Records from a data collection:
--------------------------------

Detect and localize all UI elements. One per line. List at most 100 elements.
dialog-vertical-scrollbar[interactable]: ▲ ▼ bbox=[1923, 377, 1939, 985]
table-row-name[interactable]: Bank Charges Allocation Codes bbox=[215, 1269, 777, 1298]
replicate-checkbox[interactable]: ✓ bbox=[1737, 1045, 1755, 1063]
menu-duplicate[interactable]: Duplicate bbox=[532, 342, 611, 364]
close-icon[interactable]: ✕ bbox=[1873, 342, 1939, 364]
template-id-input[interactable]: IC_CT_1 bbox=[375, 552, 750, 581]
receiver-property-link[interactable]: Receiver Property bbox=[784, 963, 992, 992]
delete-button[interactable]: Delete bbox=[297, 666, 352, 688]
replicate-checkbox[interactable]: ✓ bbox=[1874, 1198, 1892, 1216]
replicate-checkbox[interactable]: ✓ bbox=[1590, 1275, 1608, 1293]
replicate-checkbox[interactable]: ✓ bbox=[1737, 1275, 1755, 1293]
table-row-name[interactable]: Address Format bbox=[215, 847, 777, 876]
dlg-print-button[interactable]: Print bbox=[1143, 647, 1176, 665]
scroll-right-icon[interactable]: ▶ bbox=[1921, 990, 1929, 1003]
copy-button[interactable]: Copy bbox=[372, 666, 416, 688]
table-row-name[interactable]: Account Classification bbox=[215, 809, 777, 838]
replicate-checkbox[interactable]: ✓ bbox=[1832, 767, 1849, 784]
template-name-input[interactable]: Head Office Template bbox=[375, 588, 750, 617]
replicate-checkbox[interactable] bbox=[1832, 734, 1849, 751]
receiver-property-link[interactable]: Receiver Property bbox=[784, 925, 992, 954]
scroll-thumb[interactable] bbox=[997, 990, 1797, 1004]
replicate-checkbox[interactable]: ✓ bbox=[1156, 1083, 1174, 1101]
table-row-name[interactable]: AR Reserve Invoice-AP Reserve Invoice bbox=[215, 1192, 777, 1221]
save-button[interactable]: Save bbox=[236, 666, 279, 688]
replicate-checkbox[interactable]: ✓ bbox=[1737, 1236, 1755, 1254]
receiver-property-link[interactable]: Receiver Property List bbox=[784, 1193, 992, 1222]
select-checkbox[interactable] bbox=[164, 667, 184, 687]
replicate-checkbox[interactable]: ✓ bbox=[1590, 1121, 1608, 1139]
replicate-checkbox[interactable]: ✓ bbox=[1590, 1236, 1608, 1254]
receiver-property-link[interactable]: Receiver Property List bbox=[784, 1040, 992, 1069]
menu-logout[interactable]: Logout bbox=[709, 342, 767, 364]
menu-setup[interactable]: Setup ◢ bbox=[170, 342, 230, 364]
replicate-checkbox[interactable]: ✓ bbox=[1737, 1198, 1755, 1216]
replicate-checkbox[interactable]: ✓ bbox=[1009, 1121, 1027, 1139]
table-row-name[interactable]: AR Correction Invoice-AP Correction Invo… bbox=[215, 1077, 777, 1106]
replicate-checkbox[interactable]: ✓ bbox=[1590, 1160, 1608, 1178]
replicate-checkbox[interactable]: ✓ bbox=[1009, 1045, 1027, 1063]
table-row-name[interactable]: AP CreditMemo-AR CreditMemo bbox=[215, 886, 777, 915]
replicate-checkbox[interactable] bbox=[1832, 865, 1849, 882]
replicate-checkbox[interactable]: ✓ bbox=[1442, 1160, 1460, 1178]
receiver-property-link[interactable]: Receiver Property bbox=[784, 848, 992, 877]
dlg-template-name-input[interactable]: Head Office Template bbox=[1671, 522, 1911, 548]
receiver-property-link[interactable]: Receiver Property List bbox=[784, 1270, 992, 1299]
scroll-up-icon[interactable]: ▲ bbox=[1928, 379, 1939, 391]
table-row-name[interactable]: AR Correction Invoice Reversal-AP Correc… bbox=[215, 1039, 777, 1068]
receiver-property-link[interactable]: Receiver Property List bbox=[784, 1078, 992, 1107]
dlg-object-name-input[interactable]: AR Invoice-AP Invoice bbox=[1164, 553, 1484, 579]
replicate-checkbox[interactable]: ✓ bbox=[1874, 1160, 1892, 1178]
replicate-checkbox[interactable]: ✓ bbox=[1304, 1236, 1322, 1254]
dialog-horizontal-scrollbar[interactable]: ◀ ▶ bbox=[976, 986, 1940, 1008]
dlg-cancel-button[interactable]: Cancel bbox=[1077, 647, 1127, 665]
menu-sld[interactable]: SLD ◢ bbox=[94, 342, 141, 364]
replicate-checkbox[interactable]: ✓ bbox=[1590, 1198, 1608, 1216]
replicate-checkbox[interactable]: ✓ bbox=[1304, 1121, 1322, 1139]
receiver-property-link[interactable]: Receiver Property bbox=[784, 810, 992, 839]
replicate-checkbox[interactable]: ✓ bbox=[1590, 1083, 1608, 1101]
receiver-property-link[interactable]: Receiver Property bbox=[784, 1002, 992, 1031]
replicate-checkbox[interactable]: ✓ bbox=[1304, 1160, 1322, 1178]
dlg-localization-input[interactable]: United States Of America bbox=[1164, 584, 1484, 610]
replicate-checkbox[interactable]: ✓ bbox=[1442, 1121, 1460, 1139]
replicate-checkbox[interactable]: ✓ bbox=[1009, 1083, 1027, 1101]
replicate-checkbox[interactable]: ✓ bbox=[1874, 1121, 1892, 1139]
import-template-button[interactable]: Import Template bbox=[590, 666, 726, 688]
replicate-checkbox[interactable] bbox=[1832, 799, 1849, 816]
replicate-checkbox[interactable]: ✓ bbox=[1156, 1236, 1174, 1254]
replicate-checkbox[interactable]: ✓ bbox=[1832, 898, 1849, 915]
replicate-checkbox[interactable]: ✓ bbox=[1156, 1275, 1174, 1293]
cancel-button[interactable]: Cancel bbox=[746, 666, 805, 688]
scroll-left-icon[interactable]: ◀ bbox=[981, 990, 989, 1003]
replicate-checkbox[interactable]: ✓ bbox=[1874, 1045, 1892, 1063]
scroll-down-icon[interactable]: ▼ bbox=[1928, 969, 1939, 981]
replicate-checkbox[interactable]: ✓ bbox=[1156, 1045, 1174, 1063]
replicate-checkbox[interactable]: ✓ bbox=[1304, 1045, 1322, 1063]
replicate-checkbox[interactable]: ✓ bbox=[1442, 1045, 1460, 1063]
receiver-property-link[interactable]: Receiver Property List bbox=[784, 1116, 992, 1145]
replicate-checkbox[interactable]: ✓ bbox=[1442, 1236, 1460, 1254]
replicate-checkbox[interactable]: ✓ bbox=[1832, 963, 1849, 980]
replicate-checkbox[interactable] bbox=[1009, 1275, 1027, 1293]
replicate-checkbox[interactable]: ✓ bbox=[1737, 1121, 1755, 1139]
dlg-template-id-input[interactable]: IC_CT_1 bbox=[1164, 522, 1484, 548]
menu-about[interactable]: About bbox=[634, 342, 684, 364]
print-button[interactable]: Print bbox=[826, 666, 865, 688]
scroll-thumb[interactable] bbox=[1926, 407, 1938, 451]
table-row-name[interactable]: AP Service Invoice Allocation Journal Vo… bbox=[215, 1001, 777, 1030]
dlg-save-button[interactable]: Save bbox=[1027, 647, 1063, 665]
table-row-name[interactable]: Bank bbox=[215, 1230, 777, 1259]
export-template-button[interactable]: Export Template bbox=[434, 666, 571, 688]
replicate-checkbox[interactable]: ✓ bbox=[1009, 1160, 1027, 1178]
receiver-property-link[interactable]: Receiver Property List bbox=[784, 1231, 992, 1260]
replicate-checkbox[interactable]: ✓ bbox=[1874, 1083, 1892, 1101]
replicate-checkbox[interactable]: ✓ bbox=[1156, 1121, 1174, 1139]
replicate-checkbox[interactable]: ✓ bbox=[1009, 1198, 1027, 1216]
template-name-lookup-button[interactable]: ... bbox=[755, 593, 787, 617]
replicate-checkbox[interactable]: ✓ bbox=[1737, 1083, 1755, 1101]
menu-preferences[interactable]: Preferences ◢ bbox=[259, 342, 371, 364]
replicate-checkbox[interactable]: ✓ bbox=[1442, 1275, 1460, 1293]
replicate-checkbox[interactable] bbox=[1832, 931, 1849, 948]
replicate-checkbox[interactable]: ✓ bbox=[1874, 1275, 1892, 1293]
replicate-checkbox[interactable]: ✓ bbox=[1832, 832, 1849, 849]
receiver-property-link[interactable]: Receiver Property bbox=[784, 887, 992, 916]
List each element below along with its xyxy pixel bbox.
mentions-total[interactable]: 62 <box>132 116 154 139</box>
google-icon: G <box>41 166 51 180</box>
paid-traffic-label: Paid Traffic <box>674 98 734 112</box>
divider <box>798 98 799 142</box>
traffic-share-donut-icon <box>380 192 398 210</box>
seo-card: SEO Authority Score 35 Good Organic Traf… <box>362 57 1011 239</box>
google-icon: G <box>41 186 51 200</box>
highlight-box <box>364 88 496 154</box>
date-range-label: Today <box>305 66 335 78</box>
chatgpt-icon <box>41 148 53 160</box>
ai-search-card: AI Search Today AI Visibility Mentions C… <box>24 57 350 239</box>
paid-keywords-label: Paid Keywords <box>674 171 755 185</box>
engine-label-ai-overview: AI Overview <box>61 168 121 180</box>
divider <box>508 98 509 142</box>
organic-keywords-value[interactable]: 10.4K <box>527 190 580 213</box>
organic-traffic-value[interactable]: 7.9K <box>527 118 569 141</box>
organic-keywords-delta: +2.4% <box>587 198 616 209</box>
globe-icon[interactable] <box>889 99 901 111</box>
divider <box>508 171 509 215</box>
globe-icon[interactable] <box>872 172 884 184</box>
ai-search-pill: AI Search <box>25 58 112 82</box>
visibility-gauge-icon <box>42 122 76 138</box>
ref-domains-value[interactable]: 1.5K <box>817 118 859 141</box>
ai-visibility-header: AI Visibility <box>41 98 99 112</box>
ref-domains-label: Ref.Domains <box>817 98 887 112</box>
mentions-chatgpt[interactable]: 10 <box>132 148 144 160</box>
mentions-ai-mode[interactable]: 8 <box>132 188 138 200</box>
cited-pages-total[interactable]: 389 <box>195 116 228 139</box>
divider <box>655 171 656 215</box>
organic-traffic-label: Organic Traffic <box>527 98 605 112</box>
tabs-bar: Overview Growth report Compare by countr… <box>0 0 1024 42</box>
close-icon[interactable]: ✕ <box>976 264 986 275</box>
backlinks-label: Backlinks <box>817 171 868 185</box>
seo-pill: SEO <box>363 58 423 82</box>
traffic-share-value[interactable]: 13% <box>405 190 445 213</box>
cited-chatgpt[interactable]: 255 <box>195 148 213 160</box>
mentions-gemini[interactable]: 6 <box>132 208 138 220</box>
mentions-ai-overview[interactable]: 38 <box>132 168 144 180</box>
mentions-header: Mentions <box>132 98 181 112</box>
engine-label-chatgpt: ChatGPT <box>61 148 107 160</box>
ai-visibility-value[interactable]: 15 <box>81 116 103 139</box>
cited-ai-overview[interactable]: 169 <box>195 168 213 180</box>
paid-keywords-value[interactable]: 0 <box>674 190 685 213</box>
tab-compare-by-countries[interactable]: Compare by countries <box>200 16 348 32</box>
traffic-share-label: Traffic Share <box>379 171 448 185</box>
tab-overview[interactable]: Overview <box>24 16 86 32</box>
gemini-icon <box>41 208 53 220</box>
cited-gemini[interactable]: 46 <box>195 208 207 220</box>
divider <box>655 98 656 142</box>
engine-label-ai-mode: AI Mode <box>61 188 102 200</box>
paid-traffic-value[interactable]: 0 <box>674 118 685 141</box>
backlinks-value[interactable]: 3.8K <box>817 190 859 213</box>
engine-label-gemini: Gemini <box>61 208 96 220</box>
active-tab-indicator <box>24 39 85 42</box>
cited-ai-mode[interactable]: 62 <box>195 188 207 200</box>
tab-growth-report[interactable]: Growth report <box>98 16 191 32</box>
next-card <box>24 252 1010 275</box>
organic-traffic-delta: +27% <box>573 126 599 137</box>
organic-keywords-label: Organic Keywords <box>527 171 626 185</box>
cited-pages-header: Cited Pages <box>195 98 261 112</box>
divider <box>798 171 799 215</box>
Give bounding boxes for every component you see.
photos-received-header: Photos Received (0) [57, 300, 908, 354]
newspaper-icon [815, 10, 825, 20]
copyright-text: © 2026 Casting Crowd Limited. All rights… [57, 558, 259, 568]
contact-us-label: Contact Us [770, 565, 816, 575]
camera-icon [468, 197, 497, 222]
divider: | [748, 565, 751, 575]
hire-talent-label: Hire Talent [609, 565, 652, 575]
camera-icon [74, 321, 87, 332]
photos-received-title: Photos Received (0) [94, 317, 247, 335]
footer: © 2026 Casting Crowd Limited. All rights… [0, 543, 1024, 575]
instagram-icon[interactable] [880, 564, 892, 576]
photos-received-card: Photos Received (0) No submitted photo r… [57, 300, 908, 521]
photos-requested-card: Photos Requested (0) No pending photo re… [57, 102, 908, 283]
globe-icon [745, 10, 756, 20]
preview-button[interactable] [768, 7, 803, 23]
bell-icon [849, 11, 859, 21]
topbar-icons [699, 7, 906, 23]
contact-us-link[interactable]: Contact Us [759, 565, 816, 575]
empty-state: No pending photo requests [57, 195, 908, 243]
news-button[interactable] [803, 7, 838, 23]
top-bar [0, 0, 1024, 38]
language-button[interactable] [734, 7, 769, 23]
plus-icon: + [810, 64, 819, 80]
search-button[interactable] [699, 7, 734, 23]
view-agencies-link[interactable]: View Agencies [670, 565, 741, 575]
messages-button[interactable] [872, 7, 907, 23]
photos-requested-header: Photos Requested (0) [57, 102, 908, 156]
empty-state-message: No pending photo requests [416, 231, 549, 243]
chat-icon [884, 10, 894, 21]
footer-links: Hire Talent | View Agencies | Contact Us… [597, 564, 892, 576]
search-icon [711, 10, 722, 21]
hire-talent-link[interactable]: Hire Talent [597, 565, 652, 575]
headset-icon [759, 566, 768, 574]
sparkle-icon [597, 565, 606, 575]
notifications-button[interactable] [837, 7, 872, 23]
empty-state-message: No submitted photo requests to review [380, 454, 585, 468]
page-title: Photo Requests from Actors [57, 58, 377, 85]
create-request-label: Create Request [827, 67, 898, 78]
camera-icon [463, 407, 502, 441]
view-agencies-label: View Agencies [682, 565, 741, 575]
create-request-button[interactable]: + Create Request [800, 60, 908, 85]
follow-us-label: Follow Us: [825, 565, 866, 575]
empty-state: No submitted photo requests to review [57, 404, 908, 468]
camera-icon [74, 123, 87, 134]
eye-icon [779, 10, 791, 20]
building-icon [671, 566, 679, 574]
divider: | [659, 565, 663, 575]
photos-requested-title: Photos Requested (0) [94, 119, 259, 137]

--------------------------------

To be done
Extract the lines from the start of the material up to and including the line that contains "647, 1176, 665]", and reproduce them unchanged.

Exercise response
Detect and localize all UI elements. One per line. List at most 100 elements.
dialog-vertical-scrollbar[interactable]: ▲ ▼ bbox=[1923, 377, 1939, 985]
table-row-name[interactable]: Bank Charges Allocation Codes bbox=[215, 1269, 777, 1298]
replicate-checkbox[interactable]: ✓ bbox=[1737, 1045, 1755, 1063]
menu-duplicate[interactable]: Duplicate bbox=[532, 342, 611, 364]
close-icon[interactable]: ✕ bbox=[1873, 342, 1939, 364]
template-id-input[interactable]: IC_CT_1 bbox=[375, 552, 750, 581]
receiver-property-link[interactable]: Receiver Property bbox=[784, 963, 992, 992]
delete-button[interactable]: Delete bbox=[297, 666, 352, 688]
replicate-checkbox[interactable]: ✓ bbox=[1874, 1198, 1892, 1216]
replicate-checkbox[interactable]: ✓ bbox=[1590, 1275, 1608, 1293]
replicate-checkbox[interactable]: ✓ bbox=[1737, 1275, 1755, 1293]
table-row-name[interactable]: Address Format bbox=[215, 847, 777, 876]
dlg-print-button[interactable]: Print bbox=[1143, 647, 1176, 665]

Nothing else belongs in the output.